* [Instruction]: Read the data and repeat all of it exactly.

-- Start of Data excerpts --

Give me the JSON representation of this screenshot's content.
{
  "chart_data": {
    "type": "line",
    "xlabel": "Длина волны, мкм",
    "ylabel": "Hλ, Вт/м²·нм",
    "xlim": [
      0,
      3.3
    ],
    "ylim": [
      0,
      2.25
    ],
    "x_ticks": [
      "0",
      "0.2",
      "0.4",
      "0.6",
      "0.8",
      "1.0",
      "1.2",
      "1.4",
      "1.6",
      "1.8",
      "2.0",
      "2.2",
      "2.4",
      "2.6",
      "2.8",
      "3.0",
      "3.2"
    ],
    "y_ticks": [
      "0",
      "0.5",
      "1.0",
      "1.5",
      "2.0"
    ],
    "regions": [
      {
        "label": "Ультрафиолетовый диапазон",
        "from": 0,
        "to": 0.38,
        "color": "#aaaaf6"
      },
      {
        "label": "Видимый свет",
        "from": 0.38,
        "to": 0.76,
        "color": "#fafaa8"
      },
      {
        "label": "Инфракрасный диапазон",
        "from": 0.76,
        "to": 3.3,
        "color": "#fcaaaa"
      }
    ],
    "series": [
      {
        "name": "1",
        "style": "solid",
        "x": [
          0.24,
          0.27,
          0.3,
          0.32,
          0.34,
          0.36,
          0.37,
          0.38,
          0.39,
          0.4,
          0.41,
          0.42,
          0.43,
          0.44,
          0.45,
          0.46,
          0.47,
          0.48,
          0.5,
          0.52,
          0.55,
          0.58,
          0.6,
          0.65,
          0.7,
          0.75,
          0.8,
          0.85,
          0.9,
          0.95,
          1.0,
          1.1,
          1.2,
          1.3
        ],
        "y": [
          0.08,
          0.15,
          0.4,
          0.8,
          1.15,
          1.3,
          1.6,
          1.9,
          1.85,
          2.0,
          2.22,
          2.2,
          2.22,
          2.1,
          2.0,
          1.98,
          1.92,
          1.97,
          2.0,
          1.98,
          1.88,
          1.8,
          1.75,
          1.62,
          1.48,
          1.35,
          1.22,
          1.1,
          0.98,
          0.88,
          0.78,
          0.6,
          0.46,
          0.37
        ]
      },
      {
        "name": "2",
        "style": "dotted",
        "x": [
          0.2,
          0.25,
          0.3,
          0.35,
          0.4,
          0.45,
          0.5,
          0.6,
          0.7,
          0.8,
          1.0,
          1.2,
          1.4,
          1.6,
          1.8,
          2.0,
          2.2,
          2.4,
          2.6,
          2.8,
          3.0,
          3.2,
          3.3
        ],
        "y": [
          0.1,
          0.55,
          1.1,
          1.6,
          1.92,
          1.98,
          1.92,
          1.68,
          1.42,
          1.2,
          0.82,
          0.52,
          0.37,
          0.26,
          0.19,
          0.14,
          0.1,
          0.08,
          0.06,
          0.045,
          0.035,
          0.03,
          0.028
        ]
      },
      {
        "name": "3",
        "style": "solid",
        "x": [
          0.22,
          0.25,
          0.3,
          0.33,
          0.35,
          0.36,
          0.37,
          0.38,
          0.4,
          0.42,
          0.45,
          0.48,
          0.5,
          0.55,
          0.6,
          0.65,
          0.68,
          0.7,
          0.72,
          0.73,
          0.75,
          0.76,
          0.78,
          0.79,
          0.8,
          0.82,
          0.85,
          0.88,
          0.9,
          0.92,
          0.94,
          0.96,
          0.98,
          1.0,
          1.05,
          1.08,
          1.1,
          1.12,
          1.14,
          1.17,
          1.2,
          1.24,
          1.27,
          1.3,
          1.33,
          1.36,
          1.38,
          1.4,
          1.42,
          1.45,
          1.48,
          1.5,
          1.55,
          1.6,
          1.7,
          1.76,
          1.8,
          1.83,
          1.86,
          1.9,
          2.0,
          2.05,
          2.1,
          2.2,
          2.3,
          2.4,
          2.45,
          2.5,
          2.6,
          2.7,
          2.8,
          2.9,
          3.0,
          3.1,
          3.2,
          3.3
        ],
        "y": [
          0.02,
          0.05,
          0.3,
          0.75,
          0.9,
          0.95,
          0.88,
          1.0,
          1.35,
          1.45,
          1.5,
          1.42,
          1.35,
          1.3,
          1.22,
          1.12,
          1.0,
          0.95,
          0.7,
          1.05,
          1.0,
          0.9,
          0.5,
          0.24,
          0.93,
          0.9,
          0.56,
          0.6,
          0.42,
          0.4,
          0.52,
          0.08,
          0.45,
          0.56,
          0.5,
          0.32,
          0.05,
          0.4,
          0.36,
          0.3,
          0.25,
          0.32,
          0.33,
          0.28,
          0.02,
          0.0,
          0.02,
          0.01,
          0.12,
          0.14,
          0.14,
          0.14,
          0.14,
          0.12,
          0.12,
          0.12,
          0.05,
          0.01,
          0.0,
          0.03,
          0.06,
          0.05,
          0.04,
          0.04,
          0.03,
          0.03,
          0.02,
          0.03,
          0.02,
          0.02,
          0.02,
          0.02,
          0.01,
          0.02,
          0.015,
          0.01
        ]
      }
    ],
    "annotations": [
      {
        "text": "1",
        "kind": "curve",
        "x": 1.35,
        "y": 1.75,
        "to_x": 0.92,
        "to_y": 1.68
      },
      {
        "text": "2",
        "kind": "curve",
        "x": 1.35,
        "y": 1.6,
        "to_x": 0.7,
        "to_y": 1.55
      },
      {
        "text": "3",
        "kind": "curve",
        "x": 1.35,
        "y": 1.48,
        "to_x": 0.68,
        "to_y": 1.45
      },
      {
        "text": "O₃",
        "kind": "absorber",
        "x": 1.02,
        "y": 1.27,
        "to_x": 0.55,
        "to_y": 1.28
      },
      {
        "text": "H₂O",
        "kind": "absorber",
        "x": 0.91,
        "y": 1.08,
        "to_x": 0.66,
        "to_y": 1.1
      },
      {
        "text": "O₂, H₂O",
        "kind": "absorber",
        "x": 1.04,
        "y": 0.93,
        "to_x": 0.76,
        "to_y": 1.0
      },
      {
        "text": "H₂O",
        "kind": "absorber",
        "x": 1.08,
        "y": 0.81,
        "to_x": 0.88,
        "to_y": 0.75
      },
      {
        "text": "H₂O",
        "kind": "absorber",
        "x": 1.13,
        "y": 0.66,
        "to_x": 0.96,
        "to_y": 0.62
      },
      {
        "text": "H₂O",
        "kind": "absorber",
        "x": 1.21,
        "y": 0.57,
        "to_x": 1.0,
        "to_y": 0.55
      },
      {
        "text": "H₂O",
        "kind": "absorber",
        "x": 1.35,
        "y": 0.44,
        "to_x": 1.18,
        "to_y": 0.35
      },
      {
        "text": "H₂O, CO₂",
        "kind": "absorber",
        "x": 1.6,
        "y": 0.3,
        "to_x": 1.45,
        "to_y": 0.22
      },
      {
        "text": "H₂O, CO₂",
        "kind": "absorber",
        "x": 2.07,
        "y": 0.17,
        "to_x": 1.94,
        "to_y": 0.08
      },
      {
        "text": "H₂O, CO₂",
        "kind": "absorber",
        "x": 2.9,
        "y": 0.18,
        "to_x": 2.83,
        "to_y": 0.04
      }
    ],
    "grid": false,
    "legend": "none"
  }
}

-- End of Data excerpts --

* [The completed task]:
Give me the JSON representation of this screenshot's content.
{
  "chart_data": {
    "type": "line",
    "xlabel": "Длина волны, мкм",
    "ylabel": "Hλ, Вт/м²·нм",
    "xlim": [
      0,
      3.3
    ],
    "ylim": [
      0,
      2.25
    ],
    "x_ticks": [
      "0",
      "0.2",
      "0.4",
      "0.6",
      "0.8",
      "1.0",
      "1.2",
      "1.4",
      "1.6",
      "1.8",
      "2.0",
      "2.2",
      "2.4",
      "2.6",
      "2.8",
      "3.0",
      "3.2"
    ],
    "y_ticks": [
      "0",
      "0.5",
      "1.0",
      "1.5",
      "2.0"
    ],
    "regions": [
      {
        "label": "Ультрафиолетовый диапазон",
        "from": 0,
        "to": 0.38,
        "color": "#aaaaf6"
      },
      {
        "label": "Видимый свет",
        "from": 0.38,
        "to": 0.76,
        "color": "#fafaa8"
      },
      {
        "label": "Инфракрасный диапазон",
        "from": 0.76,
        "to": 3.3,
        "color": "#fcaaaa"
      }
    ],
    "series": [
      {
        "name": "1",
        "style": "solid",
        "x": [
          0.24,
          0.27,
          0.3,
          0.32,
          0.34,
          0.36,
          0.37,
          0.38,
          0.39,
          0.4,
          0.41,
          0.42,
          0.43,
          0.44,
          0.45,
          0.46,
          0.47,
          0.48,
          0.5,
          0.52,
          0.55,
          0.58,
          0.6,
          0.65,
          0.7,
          0.75,
          0.8,
          0.85,
          0.9,
          0.95,
          1.0,
          1.1,
          1.2,
          1.3
        ],
        "y": [
          0.08,
          0.15,
          0.4,
          0.8,
          1.15,
          1.3,
          1.6,
          1.9,
          1.85,
          2.0,
          2.22,
          2.2,
          2.22,
          2.1,
          2.0,
          1.98,
          1.92,
          1.97,
          2.0,
          1.98,
          1.88,
          1.8,
          1.75,
          1.62,
          1.48,
          1.35,
          1.22,
          1.1,
          0.98,
          0.88,
          0.78,
          0.6,
          0.46,
          0.37
        ]
      },
      {
        "name": "2",
        "style": "dotted",
        "x": [
          0.2,
          0.25,
          0.3,
          0.35,
          0.4,
          0.45,
          0.5,
          0.6,
          0.7,
          0.8,
          1.0,
          1.2,
          1.4,
          1.6,
          1.8,
          2.0,
          2.2,
          2.4,
          2.6,
          2.8,
          3.0,
          3.2,
          3.3
        ],
        "y": [
          0.1,
          0.55,
          1.1,
          1.6,
          1.92,
          1.98,
          1.92,
          1.68,
          1.42,
          1.2,
          0.82,
          0.52,
          0.37,
          0.26,
          0.19,
          0.14,
          0.1,
          0.08,
          0.06,
          0.045,
          0.035,
          0.03,
          0.028
        ]
      },
      {
        "name": "3",
        "style": "solid",
        "x": [
          0.22,
          0.25,
          0.3,
          0.33,
          0.35,
          0.36,
          0.37,
          0.38,
          0.4,
          0.42,
          0.45,
          0.48,
          0.5,
          0.55,
          0.6,
          0.65,
          0.68,
          0.7,
          0.72,
          0.73,
          0.75,
          0.76,
          0.78,
          0.79,
          0.8,
          0.82,
          0.85,
          0.88,
          0.9,
          0.92,
          0.94,
          0.96,
          0.98,
          1.0,
          1.05,
          1.08,
          1.1,
          1.12,
          1.14,
          1.17,
          1.2,
          1.24,
          1.27,
          1.3,
          1.33,
          1.36,
          1.38,
          1.4,
          1.42,
          1.45,
          1.48,
          1.5,
          1.55,
          1.6,
          1.7,
          1.76,
          1.8,
          1.83,
          1.86,
          1.9,
          2.0,
          2.05,
          2.1,
          2.2,
          2.3,
          2.4,
          2.45,
          2.5,
          2.6,
          2.7,
          2.8,
          2.9,
          3.0,
          3.1,
          3.2,
          3.3
        ],
        "y": [
          0.02,
          0.05,
          0.3,
          0.75,
          0.9,
          0.95,
          0.88,
          1.0,
          1.35,
          1.45,
          1.5,
          1.42,
          1.35,
          1.3,
          1.22,
          1.12,
          1.0,
          0.95,
          0.7,
          1.05,
          1.0,
          0.9,
          0.5,
          0.24,
          0.93,
          0.9,
          0.56,
          0.6,
          0.42,
          0.4,
          0.52,
          0.08,
          0.45,
          0.56,
          0.5,
          0.32,
          0.05,
          0.4,
          0.36,
          0.3,
          0.25,
          0.32,
          0.33,
          0.28,
          0.02,
          0.0,
          0.02,
          0.01,
          0.12,
          0.14,
          0.14,
          0.14,
          0.14,
          0.12,
          0.12,
          0.12,
          0.05,
          0.01,
          0.0,
          0.03,
          0.06,
          0.05,
          0.04,
          0.04,
          0.03,
          0.03,
          0.02,
          0.03,
          0.02,
          0.02,
          0.02,
          0.02,
          0.01,
          0.02,
          0.015,
          0.01
        ]
      }
    ],
    "annotations": [
      {
        "text": "1",
        "kind": "curve",
        "x": 1.35,
        "y": 1.75,
        "to_x": 0.92,
        "to_y": 1.68
      },
      {
        "text": "2",
        "kind": "curve",
        "x": 1.35,
        "y": 1.6,
        "to_x": 0.7,
        "to_y": 1.55
      },
      {
        "text": "3",
        "kind": "curve",
        "x": 1.35,
        "y": 1.48,
        "to_x": 0.68,
        "to_y": 1.45
      },
      {
        "text": "O₃",
        "kind": "absorber",
        "x": 1.02,
        "y": 1.27,
        "to_x": 0.55,
        "to_y": 1.28
      },
      {
        "text": "H₂O",
        "kind": "absorber",
        "x": 0.91,
        "y": 1.08,
        "to_x": 0.66,
        "to_y": 1.1
      },
      {
        "text": "O₂, H₂O",
        "kind": "absorber",
        "x": 1.04,
        "y": 0.93,
        "to_x": 0.76,
        "to_y": 1.0
      },
      {
        "text": "H₂O",
        "kind": "absorber",
        "x": 1.08,
        "y": 0.81,
        "to_x": 0.88,
        "to_y": 0.75
      },
      {
        "text": "H₂O",
        "kind": "absorber",
        "x": 1.13,
        "y": 0.66,
        "to_x": 0.96,
        "to_y": 0.62
      },
      {
        "text": "H₂O",
        "kind": "absorber",
        "x": 1.21,
        "y": 0.57,
        "to_x": 1.0,
        "to_y": 0.55
      },
      {
        "text": "H₂O",
        "kind": "absorber",
        "x": 1.35,
        "y": 0.44,
        "to_x": 1.18,
        "to_y": 0.35
      },
      {
        "text": "H₂O, CO₂",
        "kind": "absorber",
        "x": 1.6,
        "y": 0.3,
        "to_x": 1.45,
        "to_y": 0.22
      },
      {
        "text": "H₂O, CO₂",
        "kind": "absorber",
        "x": 2.07,
        "y": 0.17,
        "to_x": 1.94,
        "to_y": 0.08
      },
      {
        "text": "H₂O, CO₂",
        "kind": "absorber",
        "x": 2.9,
        "y": 0.18,
        "to_x": 2.83,
        "to_y": 0.04
      }
    ],
    "grid": false,
    "legend": "none"
  }
}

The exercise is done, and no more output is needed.